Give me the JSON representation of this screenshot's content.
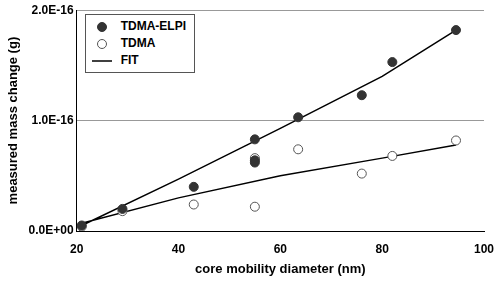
{
  "chart_data": {
    "type": "scatter",
    "x_label": "core mobility diameter (nm)",
    "y_label": "measured mass change (g)",
    "xlim": [
      20,
      100
    ],
    "xticks": [
      20,
      40,
      60,
      80,
      100
    ],
    "ylim": [
      0,
      2e-16
    ],
    "yticks": [
      {
        "value": 0,
        "label": "0.0E+00"
      },
      {
        "value": 1e-16,
        "label": "1.0E-16"
      },
      {
        "value": 2e-16,
        "label": "2.0E-16"
      }
    ],
    "grid": true,
    "legend": "top-left",
    "series": [
      {
        "name": "TDMA-ELPI",
        "type": "scatter",
        "marker": "filled",
        "color": "#333333",
        "x": [
          21,
          29,
          43,
          55,
          55,
          55,
          63.5,
          76,
          82,
          94.5
        ],
        "values": [
          5e-18,
          2e-17,
          4e-17,
          8.3e-17,
          6.4e-17,
          6.2e-17,
          1.03e-16,
          1.23e-16,
          1.53e-16,
          1.82e-16
        ]
      },
      {
        "name": "TDMA",
        "type": "scatter",
        "marker": "open",
        "color": "#555555",
        "x": [
          21,
          29,
          43,
          55,
          55,
          63.5,
          76,
          82,
          94.5
        ],
        "values": [
          4e-18,
          1.8e-17,
          2.4e-17,
          2.2e-17,
          6.6e-17,
          7.4e-17,
          5.2e-17,
          6.8e-17,
          8.2e-17
        ]
      },
      {
        "name": "FIT",
        "type": "line",
        "line_style": "solid",
        "color": "#000000",
        "x": [
          21,
          40,
          60,
          80,
          94.5,
          null,
          21,
          40,
          60,
          80,
          94.5
        ],
        "values": [
          5e-18,
          4.7e-17,
          9.3e-17,
          1.4e-16,
          1.82e-16,
          null,
          7e-18,
          3e-17,
          5e-17,
          6.6e-17,
          7.8e-17
        ]
      }
    ]
  }
}
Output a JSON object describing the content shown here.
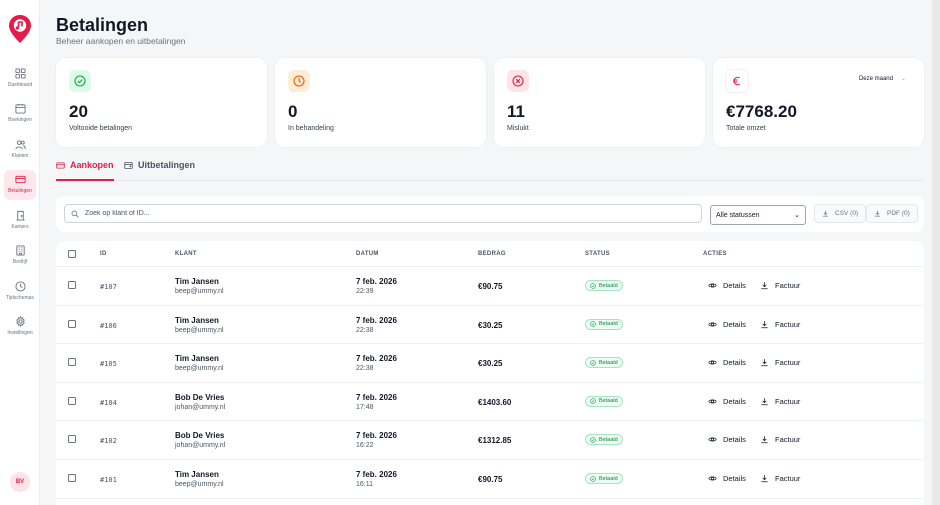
{
  "sidebar": {
    "items": [
      {
        "label": "Dashboard",
        "icon": "grid-icon",
        "active": false
      },
      {
        "label": "Boekingen",
        "icon": "calendar-icon",
        "active": false
      },
      {
        "label": "Klanten",
        "icon": "users-icon",
        "active": false
      },
      {
        "label": "Betalingen",
        "icon": "credit-card-icon",
        "active": true
      },
      {
        "label": "Kamers",
        "icon": "door-icon",
        "active": false
      },
      {
        "label": "Bedrijf",
        "icon": "building-icon",
        "active": false
      },
      {
        "label": "Tijdschemas",
        "icon": "clock-icon",
        "active": false
      },
      {
        "label": "Instellingen",
        "icon": "gear-icon",
        "active": false
      }
    ],
    "avatar": "BV"
  },
  "header": {
    "title": "Betalingen",
    "subtitle": "Beheer aankopen en uitbetalingen"
  },
  "stats": [
    {
      "value": "20",
      "label": "Voltooide betalingen",
      "icon": "check-circle-icon",
      "color": "#16a34a",
      "bg": "#dcfce7"
    },
    {
      "value": "0",
      "label": "In behandeling",
      "icon": "clock-icon",
      "color": "#ea580c",
      "bg": "#ffedd5"
    },
    {
      "value": "11",
      "label": "Mislukt",
      "icon": "x-circle-icon",
      "color": "#e11d48",
      "bg": "#ffe4e6"
    },
    {
      "value": "€7768.20",
      "label": "Totale omzet",
      "icon": "euro-icon",
      "color": "#e11d48",
      "bg": "#ffffff",
      "period": "Deze maand"
    }
  ],
  "tabs": [
    {
      "label": "Aankopen",
      "icon": "credit-card-icon",
      "active": true
    },
    {
      "label": "Uitbetalingen",
      "icon": "wallet-icon",
      "active": false
    }
  ],
  "toolbar": {
    "search_placeholder": "Zoek op klant of ID...",
    "status_select": "Alle statussen",
    "csv_label": "CSV (0)",
    "pdf_label": "PDF (0)"
  },
  "table": {
    "headers": {
      "id": "ID",
      "klant": "KLANT",
      "datum": "DATUM",
      "bedrag": "BEDRAG",
      "status": "STATUS",
      "acties": "ACTIES"
    },
    "details_label": "Details",
    "factuur_label": "Factuur",
    "rows": [
      {
        "id": "#107",
        "name": "Tim Jansen",
        "email": "beep@ummy.nl",
        "date": "7 feb. 2026",
        "time": "22:39",
        "amount": "€90.75",
        "status": "Betaald"
      },
      {
        "id": "#106",
        "name": "Tim Jansen",
        "email": "beep@ummy.nl",
        "date": "7 feb. 2026",
        "time": "22:38",
        "amount": "€30.25",
        "status": "Betaald"
      },
      {
        "id": "#105",
        "name": "Tim Jansen",
        "email": "beep@ummy.nl",
        "date": "7 feb. 2026",
        "time": "22:38",
        "amount": "€30.25",
        "status": "Betaald"
      },
      {
        "id": "#104",
        "name": "Bob De Vries",
        "email": "johan@ummy.nl",
        "date": "7 feb. 2026",
        "time": "17:48",
        "amount": "€1403.60",
        "status": "Betaald"
      },
      {
        "id": "#102",
        "name": "Bob De Vries",
        "email": "johan@ummy.nl",
        "date": "7 feb. 2026",
        "time": "16:22",
        "amount": "€1312.85",
        "status": "Betaald"
      },
      {
        "id": "#101",
        "name": "Tim Jansen",
        "email": "beep@ummy.nl",
        "date": "7 feb. 2026",
        "time": "16:11",
        "amount": "€90.75",
        "status": "Betaald"
      }
    ]
  }
}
____
### Problem statement
Copy every record above exactly, leaving out any pictures.

### Exercise output
Give me the JSON representation of this screenshot's content.
{
  "chart_data": {
    "type": "scatter",
    "x_label": "core mobility diameter (nm)",
    "y_label": "measured mass change (g)",
    "xlim": [
      20,
      100
    ],
    "xticks": [
      20,
      40,
      60,
      80,
      100
    ],
    "ylim": [
      0,
      2e-16
    ],
    "yticks": [
      {
        "value": 0,
        "label": "0.0E+00"
      },
      {
        "value": 1e-16,
        "label": "1.0E-16"
      },
      {
        "value": 2e-16,
        "label": "2.0E-16"
      }
    ],
    "grid": true,
    "legend": "top-left",
    "series": [
      {
        "name": "TDMA-ELPI",
        "type": "scatter",
        "marker": "filled",
        "color": "#333333",
        "x": [
          21,
          29,
          43,
          55,
          55,
          55,
          63.5,
          76,
          82,
          94.5
        ],
        "values": [
          5e-18,
          2e-17,
          4e-17,
          8.3e-17,
          6.4e-17,
          6.2e-17,
          1.03e-16,
          1.23e-16,
          1.53e-16,
          1.82e-16
        ]
      },
      {
        "name": "TDMA",
        "type": "scatter",
        "marker": "open",
        "color": "#555555",
        "x": [
          21,
          29,
          43,
          55,
          55,
          63.5,
          76,
          82,
          94.5
        ],
        "values": [
          4e-18,
          1.8e-17,
          2.4e-17,
          2.2e-17,
          6.6e-17,
          7.4e-17,
          5.2e-17,
          6.8e-17,
          8.2e-17
        ]
      },
      {
        "name": "FIT",
        "type": "line",
        "line_style": "solid",
        "color": "#000000",
        "x": [
          21,
          40,
          60,
          80,
          94.5,
          null,
          21,
          40,
          60,
          80,
          94.5
        ],
        "values": [
          5e-18,
          4.7e-17,
          9.3e-17,
          1.4e-16,
          1.82e-16,
          null,
          7e-18,
          3e-17,
          5e-17,
          6.6e-17,
          7.8e-17
        ]
      }
    ]
  }
}
Output a JSON object describing the content shown here.
{
  "sidebar": {
    "items": [
      {
        "label": "Dashboard",
        "icon": "grid-icon",
        "active": false
      },
      {
        "label": "Boekingen",
        "icon": "calendar-icon",
        "active": false
      },
      {
        "label": "Klanten",
        "icon": "users-icon",
        "active": false
      },
      {
        "label": "Betalingen",
        "icon": "credit-card-icon",
        "active": true
      },
      {
        "label": "Kamers",
        "icon": "door-icon",
        "active": false
      },
      {
        "label": "Bedrijf",
        "icon": "building-icon",
        "active": false
      },
      {
        "label": "Tijdschemas",
        "icon": "clock-icon",
        "active": false
      },
      {
        "label": "Instellingen",
        "icon": "gear-icon",
        "active": false
      }
    ],
    "avatar": "BV"
  },
  "header": {
    "title": "Betalingen",
    "subtitle": "Beheer aankopen en uitbetalingen"
  },
  "stats": [
    {
      "value": "20",
      "label": "Voltooide betalingen",
      "icon": "check-circle-icon",
      "color": "#16a34a",
      "bg": "#dcfce7"
    },
    {
      "value": "0",
      "label": "In behandeling",
      "icon": "clock-icon",
      "color": "#ea580c",
      "bg": "#ffedd5"
    },
    {
      "value": "11",
      "label": "Mislukt",
      "icon": "x-circle-icon",
      "color": "#e11d48",
      "bg": "#ffe4e6"
    },
    {
      "value": "€7768.20",
      "label": "Totale omzet",
      "icon": "euro-icon",
      "color": "#e11d48",
      "bg": "#ffffff",
      "period": "Deze maand"
    }
  ],
  "tabs": [
    {
      "label": "Aankopen",
      "icon": "credit-card-icon",
      "active": true
    },
    {
      "label": "Uitbetalingen",
      "icon": "wallet-icon",
      "active": false
    }
  ],
  "toolbar": {
    "search_placeholder": "Zoek op klant of ID...",
    "status_select": "Alle statussen",
    "csv_label": "CSV (0)",
    "pdf_label": "PDF (0)"
  },
  "table": {
    "headers": {
      "id": "ID",
      "klant": "KLANT",
      "datum": "DATUM",
      "bedrag": "BEDRAG",
      "status": "STATUS",
      "acties": "ACTIES"
    },
    "details_label": "Details",
    "factuur_label": "Factuur",
    "rows": [
      {
        "id": "#107",
        "name": "Tim Jansen",
        "email": "beep@ummy.nl",
        "date": "7 feb. 2026",
        "time": "22:39",
        "amount": "€90.75",
        "status": "Betaald"
      },
      {
        "id": "#106",
        "name": "Tim Jansen",
        "email": "beep@ummy.nl",
        "date": "7 feb. 2026",
        "time": "22:38",
        "amount": "€30.25",
        "status": "Betaald"
      },
      {
        "id": "#105",
        "name": "Tim Jansen",
        "email": "beep@ummy.nl",
        "date": "7 feb. 2026",
        "time": "22:38",
        "amount": "€30.25",
        "status": "Betaald"
      },
      {
        "id": "#104",
        "name": "Bob De Vries",
        "email": "johan@ummy.nl",
        "date": "7 feb. 2026",
        "time": "17:48",
        "amount": "€1403.60",
        "status": "Betaald"
      },
      {
        "id": "#102",
        "name": "Bob De Vries",
        "email": "johan@ummy.nl",
        "date": "7 feb. 2026",
        "time": "16:22",
        "amount": "€1312.85",
        "status": "Betaald"
      },
      {
        "id": "#101",
        "name": "Tim Jansen",
        "email": "beep@ummy.nl",
        "date": "7 feb. 2026",
        "time": "16:11",
        "amount": "€90.75",
        "status": "Betaald"
      }
    ]
  }
}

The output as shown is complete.